**Work to complete**
Copy out all of the material exactly.

········

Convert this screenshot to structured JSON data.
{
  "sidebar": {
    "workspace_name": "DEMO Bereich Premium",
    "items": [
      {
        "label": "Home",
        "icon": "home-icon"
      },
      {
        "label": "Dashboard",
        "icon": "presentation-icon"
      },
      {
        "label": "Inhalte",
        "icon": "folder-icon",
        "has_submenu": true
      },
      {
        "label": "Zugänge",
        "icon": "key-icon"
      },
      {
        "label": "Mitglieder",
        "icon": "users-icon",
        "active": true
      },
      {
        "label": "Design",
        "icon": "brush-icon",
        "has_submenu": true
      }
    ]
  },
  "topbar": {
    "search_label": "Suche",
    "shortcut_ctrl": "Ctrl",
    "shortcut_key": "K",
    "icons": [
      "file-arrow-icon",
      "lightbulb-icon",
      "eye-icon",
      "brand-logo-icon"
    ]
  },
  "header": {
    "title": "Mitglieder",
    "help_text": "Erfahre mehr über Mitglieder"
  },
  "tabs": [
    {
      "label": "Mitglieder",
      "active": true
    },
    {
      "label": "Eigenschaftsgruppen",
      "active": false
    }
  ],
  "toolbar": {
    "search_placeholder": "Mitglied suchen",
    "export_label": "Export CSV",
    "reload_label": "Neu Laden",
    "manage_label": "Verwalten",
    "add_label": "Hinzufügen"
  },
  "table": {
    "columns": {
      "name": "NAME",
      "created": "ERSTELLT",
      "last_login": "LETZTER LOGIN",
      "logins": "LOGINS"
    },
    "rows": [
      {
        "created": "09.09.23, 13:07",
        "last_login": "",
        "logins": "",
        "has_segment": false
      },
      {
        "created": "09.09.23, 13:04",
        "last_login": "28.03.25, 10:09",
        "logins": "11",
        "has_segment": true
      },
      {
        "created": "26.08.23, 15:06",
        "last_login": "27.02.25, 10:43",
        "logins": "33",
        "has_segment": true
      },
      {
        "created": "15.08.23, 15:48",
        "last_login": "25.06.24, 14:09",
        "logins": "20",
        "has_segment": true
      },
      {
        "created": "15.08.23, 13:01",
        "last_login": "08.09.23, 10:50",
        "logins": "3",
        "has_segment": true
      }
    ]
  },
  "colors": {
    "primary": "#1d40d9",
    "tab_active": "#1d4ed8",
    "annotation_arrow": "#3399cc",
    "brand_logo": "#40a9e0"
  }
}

········

**Output of the task**
Convert this screenshot to structured JSON data.
{
  "sidebar": {
    "workspace_name": "DEMO Bereich Premium",
    "items": [
      {
        "label": "Home",
        "icon": "home-icon"
      },
      {
        "label": "Dashboard",
        "icon": "presentation-icon"
      },
      {
        "label": "Inhalte",
        "icon": "folder-icon",
        "has_submenu": true
      },
      {
        "label": "Zugänge",
        "icon": "key-icon"
      },
      {
        "label": "Mitglieder",
        "icon": "users-icon",
        "active": true
      },
      {
        "label": "Design",
        "icon": "brush-icon",
        "has_submenu": true
      }
    ]
  },
  "topbar": {
    "search_label": "Suche",
    "shortcut_ctrl": "Ctrl",
    "shortcut_key": "K",
    "icons": [
      "file-arrow-icon",
      "lightbulb-icon",
      "eye-icon",
      "brand-logo-icon"
    ]
  },
  "header": {
    "title": "Mitglieder",
    "help_text": "Erfahre mehr über Mitglieder"
  },
  "tabs": [
    {
      "label": "Mitglieder",
      "active": true
    },
    {
      "label": "Eigenschaftsgruppen",
      "active": false
    }
  ],
  "toolbar": {
    "search_placeholder": "Mitglied suchen",
    "export_label": "Export CSV",
    "reload_label": "Neu Laden",
    "manage_label": "Verwalten",
    "add_label": "Hinzufügen"
  },
  "table": {
    "columns": {
      "name": "NAME",
      "created": "ERSTELLT",
      "last_login": "LETZTER LOGIN",
      "logins": "LOGINS"
    },
    "rows": [
      {
        "created": "09.09.23, 13:07",
        "last_login": "",
        "logins": "",
        "has_segment": false
      },
      {
        "created": "09.09.23, 13:04",
        "last_login": "28.03.25, 10:09",
        "logins": "11",
        "has_segment": true
      },
      {
        "created": "26.08.23, 15:06",
        "last_login": "27.02.25, 10:43",
        "logins": "33",
        "has_segment": true
      },
      {
        "created": "15.08.23, 15:48",
        "last_login": "25.06.24, 14:09",
        "logins": "20",
        "has_segment": true
      },
      {
        "created": "15.08.23, 13:01",
        "last_login": "08.09.23, 10:50",
        "logins": "3",
        "has_segment": true
      }
    ]
  },
  "colors": {
    "primary": "#1d40d9",
    "tab_active": "#1d4ed8",
    "annotation_arrow": "#3399cc",
    "brand_logo": "#40a9e0"
  }
}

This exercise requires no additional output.